Records –

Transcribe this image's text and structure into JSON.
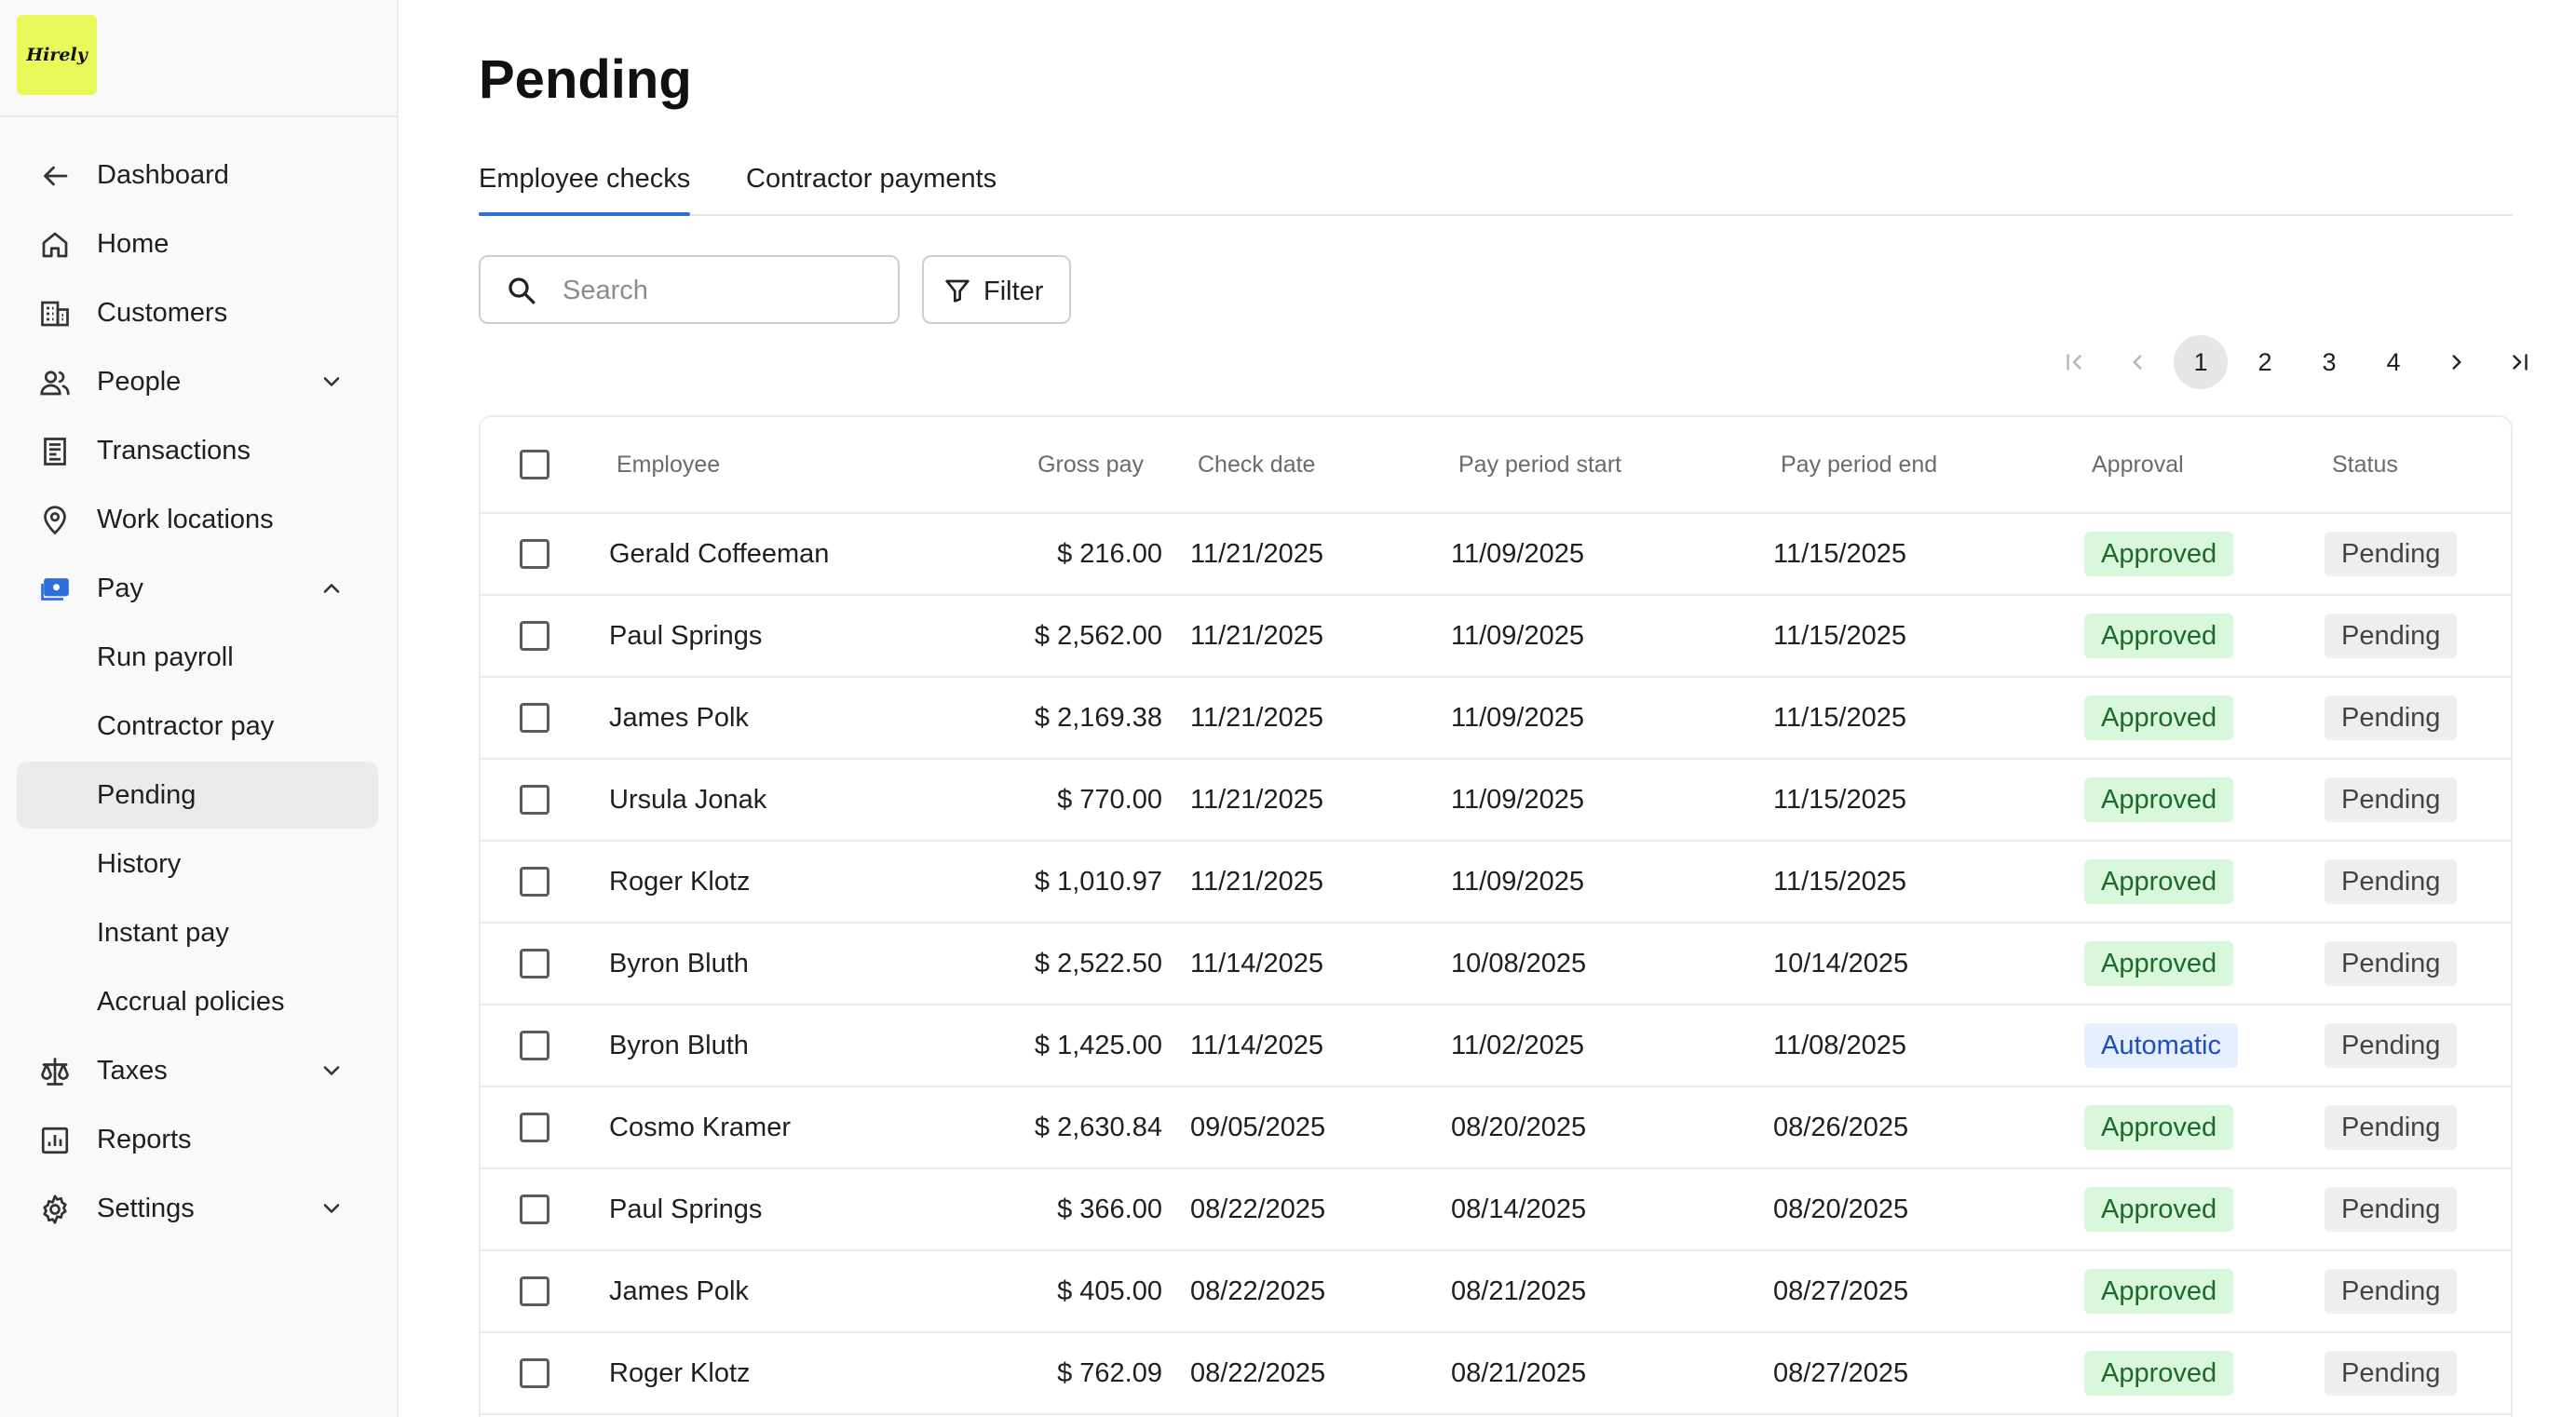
{
  "logo": {
    "text": "Hirely",
    "color": "#e9f95a"
  },
  "sidebar": {
    "items": [
      {
        "label": "Dashboard",
        "icon": "arrow-left-icon"
      },
      {
        "label": "Home",
        "icon": "home-icon"
      },
      {
        "label": "Customers",
        "icon": "building-icon"
      },
      {
        "label": "People",
        "icon": "people-icon",
        "expandable": "collapsed"
      },
      {
        "label": "Transactions",
        "icon": "receipt-icon"
      },
      {
        "label": "Work locations",
        "icon": "location-pin-icon"
      },
      {
        "label": "Pay",
        "icon": "cash-icon",
        "expandable": "expanded"
      },
      {
        "label": "Run payroll",
        "sub": true
      },
      {
        "label": "Contractor pay",
        "sub": true
      },
      {
        "label": "Pending",
        "sub": true,
        "active": true
      },
      {
        "label": "History",
        "sub": true
      },
      {
        "label": "Instant pay",
        "sub": true
      },
      {
        "label": "Accrual policies",
        "sub": true
      },
      {
        "label": "Taxes",
        "icon": "scale-icon",
        "expandable": "collapsed"
      },
      {
        "label": "Reports",
        "icon": "chart-icon"
      },
      {
        "label": "Settings",
        "icon": "gear-icon",
        "expandable": "collapsed"
      }
    ]
  },
  "page": {
    "title": "Pending"
  },
  "tabs": [
    {
      "label": "Employee checks",
      "active": true
    },
    {
      "label": "Contractor payments",
      "active": false
    }
  ],
  "search": {
    "placeholder": "Search",
    "value": ""
  },
  "filter": {
    "label": "Filter"
  },
  "pagination": {
    "pages": [
      "1",
      "2",
      "3",
      "4"
    ],
    "current": "1"
  },
  "table": {
    "columns": {
      "employee": "Employee",
      "gross": "Gross pay",
      "check_date": "Check date",
      "start": "Pay period start",
      "end": "Pay period end",
      "approval": "Approval",
      "status": "Status"
    },
    "rows": [
      {
        "employee": "Gerald Coffeeman",
        "gross": "$ 216.00",
        "check_date": "11/21/2025",
        "start": "11/09/2025",
        "end": "11/15/2025",
        "approval": "Approved",
        "status": "Pending"
      },
      {
        "employee": "Paul Springs",
        "gross": "$ 2,562.00",
        "check_date": "11/21/2025",
        "start": "11/09/2025",
        "end": "11/15/2025",
        "approval": "Approved",
        "status": "Pending"
      },
      {
        "employee": "James Polk",
        "gross": "$ 2,169.38",
        "check_date": "11/21/2025",
        "start": "11/09/2025",
        "end": "11/15/2025",
        "approval": "Approved",
        "status": "Pending"
      },
      {
        "employee": "Ursula Jonak",
        "gross": "$ 770.00",
        "check_date": "11/21/2025",
        "start": "11/09/2025",
        "end": "11/15/2025",
        "approval": "Approved",
        "status": "Pending"
      },
      {
        "employee": "Roger Klotz",
        "gross": "$ 1,010.97",
        "check_date": "11/21/2025",
        "start": "11/09/2025",
        "end": "11/15/2025",
        "approval": "Approved",
        "status": "Pending"
      },
      {
        "employee": "Byron Bluth",
        "gross": "$ 2,522.50",
        "check_date": "11/14/2025",
        "start": "10/08/2025",
        "end": "10/14/2025",
        "approval": "Approved",
        "status": "Pending"
      },
      {
        "employee": "Byron Bluth",
        "gross": "$ 1,425.00",
        "check_date": "11/14/2025",
        "start": "11/02/2025",
        "end": "11/08/2025",
        "approval": "Automatic",
        "status": "Pending"
      },
      {
        "employee": "Cosmo Kramer",
        "gross": "$ 2,630.84",
        "check_date": "09/05/2025",
        "start": "08/20/2025",
        "end": "08/26/2025",
        "approval": "Approved",
        "status": "Pending"
      },
      {
        "employee": "Paul Springs",
        "gross": "$ 366.00",
        "check_date": "08/22/2025",
        "start": "08/14/2025",
        "end": "08/20/2025",
        "approval": "Approved",
        "status": "Pending"
      },
      {
        "employee": "James Polk",
        "gross": "$ 405.00",
        "check_date": "08/22/2025",
        "start": "08/21/2025",
        "end": "08/27/2025",
        "approval": "Approved",
        "status": "Pending"
      },
      {
        "employee": "Roger Klotz",
        "gross": "$ 762.09",
        "check_date": "08/22/2025",
        "start": "08/21/2025",
        "end": "08/27/2025",
        "approval": "Approved",
        "status": "Pending"
      }
    ]
  },
  "colors": {
    "accent": "#2f6fdc",
    "approved_bg": "#d8f7db",
    "automatic_bg": "#e6efff",
    "pending_bg": "#eeeeee"
  }
}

Aim – Answer with one number: how many lines in the listing hold "text".

Correct result – 2